Restate each entry word for word, leaving nothing out.
[START OF RECORDS FOR THE TASK]
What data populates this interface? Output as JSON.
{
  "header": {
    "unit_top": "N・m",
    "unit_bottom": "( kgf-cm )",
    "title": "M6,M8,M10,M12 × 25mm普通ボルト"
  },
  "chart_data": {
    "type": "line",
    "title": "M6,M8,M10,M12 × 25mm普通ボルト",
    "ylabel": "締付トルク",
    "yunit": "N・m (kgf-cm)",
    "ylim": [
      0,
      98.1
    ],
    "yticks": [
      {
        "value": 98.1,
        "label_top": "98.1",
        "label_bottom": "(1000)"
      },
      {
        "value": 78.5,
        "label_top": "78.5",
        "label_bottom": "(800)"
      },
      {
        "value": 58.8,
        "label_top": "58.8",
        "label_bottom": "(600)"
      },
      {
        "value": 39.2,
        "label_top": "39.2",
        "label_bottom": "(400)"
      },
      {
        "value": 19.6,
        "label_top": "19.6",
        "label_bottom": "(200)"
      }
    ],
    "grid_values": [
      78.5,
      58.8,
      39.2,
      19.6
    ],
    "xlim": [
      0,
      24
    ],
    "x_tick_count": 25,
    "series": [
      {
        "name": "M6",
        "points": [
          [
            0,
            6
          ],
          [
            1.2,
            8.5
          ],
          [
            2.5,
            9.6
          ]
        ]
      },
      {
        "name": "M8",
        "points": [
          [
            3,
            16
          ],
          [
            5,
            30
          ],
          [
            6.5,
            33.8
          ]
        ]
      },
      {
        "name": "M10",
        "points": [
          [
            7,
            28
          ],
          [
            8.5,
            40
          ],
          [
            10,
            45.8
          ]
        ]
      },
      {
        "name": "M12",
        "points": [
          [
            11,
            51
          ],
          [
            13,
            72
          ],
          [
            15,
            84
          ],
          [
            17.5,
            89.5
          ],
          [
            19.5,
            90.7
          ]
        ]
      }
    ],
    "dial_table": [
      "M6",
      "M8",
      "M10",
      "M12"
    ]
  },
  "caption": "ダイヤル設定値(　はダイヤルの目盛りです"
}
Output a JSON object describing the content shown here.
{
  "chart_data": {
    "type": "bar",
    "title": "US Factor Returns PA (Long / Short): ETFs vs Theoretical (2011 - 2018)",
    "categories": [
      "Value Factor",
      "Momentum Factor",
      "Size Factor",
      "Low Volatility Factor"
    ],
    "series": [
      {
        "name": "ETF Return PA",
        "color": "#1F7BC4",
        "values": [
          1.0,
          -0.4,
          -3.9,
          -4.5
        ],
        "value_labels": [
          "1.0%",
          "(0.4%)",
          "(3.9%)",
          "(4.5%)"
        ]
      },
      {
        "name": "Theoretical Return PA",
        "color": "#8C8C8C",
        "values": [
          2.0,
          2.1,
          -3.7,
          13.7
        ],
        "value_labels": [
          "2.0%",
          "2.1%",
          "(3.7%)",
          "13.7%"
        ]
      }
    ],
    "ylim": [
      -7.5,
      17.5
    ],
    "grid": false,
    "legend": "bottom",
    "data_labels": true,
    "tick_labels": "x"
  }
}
[END OF RECORDS FOR THE TASK]
▶ IN RESPONSE:
What data populates this interface? Output as JSON.
{
  "header": {
    "unit_top": "N・m",
    "unit_bottom": "( kgf-cm )",
    "title": "M6,M8,M10,M12 × 25mm普通ボルト"
  },
  "chart_data": {
    "type": "line",
    "title": "M6,M8,M10,M12 × 25mm普通ボルト",
    "ylabel": "締付トルク",
    "yunit": "N・m (kgf-cm)",
    "ylim": [
      0,
      98.1
    ],
    "yticks": [
      {
        "value": 98.1,
        "label_top": "98.1",
        "label_bottom": "(1000)"
      },
      {
        "value": 78.5,
        "label_top": "78.5",
        "label_bottom": "(800)"
      },
      {
        "value": 58.8,
        "label_top": "58.8",
        "label_bottom": "(600)"
      },
      {
        "value": 39.2,
        "label_top": "39.2",
        "label_bottom": "(400)"
      },
      {
        "value": 19.6,
        "label_top": "19.6",
        "label_bottom": "(200)"
      }
    ],
    "grid_values": [
      78.5,
      58.8,
      39.2,
      19.6
    ],
    "xlim": [
      0,
      24
    ],
    "x_tick_count": 25,
    "series": [
      {
        "name": "M6",
        "points": [
          [
            0,
            6
          ],
          [
            1.2,
            8.5
          ],
          [
            2.5,
            9.6
          ]
        ]
      },
      {
        "name": "M8",
        "points": [
          [
            3,
            16
          ],
          [
            5,
            30
          ],
          [
            6.5,
            33.8
          ]
        ]
      },
      {
        "name": "M10",
        "points": [
          [
            7,
            28
          ],
          [
            8.5,
            40
          ],
          [
            10,
            45.8
          ]
        ]
      },
      {
        "name": "M12",
        "points": [
          [
            11,
            51
          ],
          [
            13,
            72
          ],
          [
            15,
            84
          ],
          [
            17.5,
            89.5
          ],
          [
            19.5,
            90.7
          ]
        ]
      }
    ],
    "dial_table": [
      "M6",
      "M8",
      "M10",
      "M12"
    ]
  },
  "caption": "ダイヤル設定値(　はダイヤルの目盛りです"
}
Output a JSON object describing the content shown here.
{
  "chart_data": {
    "type": "bar",
    "title": "US Factor Returns PA (Long / Short): ETFs vs Theoretical (2011 - 2018)",
    "categories": [
      "Value Factor",
      "Momentum Factor",
      "Size Factor",
      "Low Volatility Factor"
    ],
    "series": [
      {
        "name": "ETF Return PA",
        "color": "#1F7BC4",
        "values": [
          1.0,
          -0.4,
          -3.9,
          -4.5
        ],
        "value_labels": [
          "1.0%",
          "(0.4%)",
          "(3.9%)",
          "(4.5%)"
        ]
      },
      {
        "name": "Theoretical Return PA",
        "color": "#8C8C8C",
        "values": [
          2.0,
          2.1,
          -3.7,
          13.7
        ],
        "value_labels": [
          "2.0%",
          "2.1%",
          "(3.7%)",
          "13.7%"
        ]
      }
    ],
    "ylim": [
      -7.5,
      17.5
    ],
    "grid": false,
    "legend": "bottom",
    "data_labels": true,
    "tick_labels": "x"
  }
}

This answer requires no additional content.